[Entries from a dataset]

□ □ □

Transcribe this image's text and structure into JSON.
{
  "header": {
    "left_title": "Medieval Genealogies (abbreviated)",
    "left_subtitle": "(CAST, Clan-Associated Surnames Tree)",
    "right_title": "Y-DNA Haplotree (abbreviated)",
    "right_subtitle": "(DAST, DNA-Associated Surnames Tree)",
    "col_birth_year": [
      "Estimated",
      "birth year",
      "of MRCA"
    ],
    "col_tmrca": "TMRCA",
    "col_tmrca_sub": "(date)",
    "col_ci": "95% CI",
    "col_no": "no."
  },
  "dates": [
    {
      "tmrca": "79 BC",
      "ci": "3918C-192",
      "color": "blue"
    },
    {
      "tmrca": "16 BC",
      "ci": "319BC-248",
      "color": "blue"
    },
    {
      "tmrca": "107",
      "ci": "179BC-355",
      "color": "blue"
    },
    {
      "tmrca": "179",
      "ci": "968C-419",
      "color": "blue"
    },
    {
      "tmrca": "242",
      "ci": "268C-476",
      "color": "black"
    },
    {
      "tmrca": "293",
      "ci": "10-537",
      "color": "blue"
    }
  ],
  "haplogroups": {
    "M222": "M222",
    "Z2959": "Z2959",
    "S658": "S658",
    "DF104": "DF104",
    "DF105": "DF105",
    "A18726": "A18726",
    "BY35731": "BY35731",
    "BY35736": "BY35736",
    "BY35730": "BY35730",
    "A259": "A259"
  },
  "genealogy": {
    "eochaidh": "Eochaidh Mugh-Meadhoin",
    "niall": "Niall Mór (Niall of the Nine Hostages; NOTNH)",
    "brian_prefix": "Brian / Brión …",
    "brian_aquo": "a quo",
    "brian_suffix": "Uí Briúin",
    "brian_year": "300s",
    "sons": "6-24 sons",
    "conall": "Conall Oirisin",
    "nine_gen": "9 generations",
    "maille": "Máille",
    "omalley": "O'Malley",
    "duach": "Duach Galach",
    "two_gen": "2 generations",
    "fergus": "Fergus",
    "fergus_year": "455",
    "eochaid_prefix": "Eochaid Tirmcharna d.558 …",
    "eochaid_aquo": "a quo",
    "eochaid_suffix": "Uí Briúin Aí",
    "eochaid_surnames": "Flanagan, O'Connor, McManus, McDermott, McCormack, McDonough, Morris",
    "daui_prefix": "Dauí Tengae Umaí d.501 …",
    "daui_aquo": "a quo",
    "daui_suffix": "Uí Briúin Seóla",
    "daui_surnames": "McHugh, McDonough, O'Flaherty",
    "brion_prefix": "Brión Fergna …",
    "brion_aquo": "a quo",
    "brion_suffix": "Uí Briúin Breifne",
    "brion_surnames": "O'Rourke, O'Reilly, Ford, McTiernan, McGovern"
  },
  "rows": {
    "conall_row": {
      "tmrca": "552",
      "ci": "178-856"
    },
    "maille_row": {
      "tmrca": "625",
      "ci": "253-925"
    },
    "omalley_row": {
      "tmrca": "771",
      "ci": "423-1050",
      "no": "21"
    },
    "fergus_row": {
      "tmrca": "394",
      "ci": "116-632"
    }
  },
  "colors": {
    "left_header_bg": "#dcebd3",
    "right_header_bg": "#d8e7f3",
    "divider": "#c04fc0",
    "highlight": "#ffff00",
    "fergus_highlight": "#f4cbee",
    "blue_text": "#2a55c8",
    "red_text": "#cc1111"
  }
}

□ □ □

» Exercise requirements
Count the lines in the records above that hold the word "abbreviated", and give only that number.

» Response
2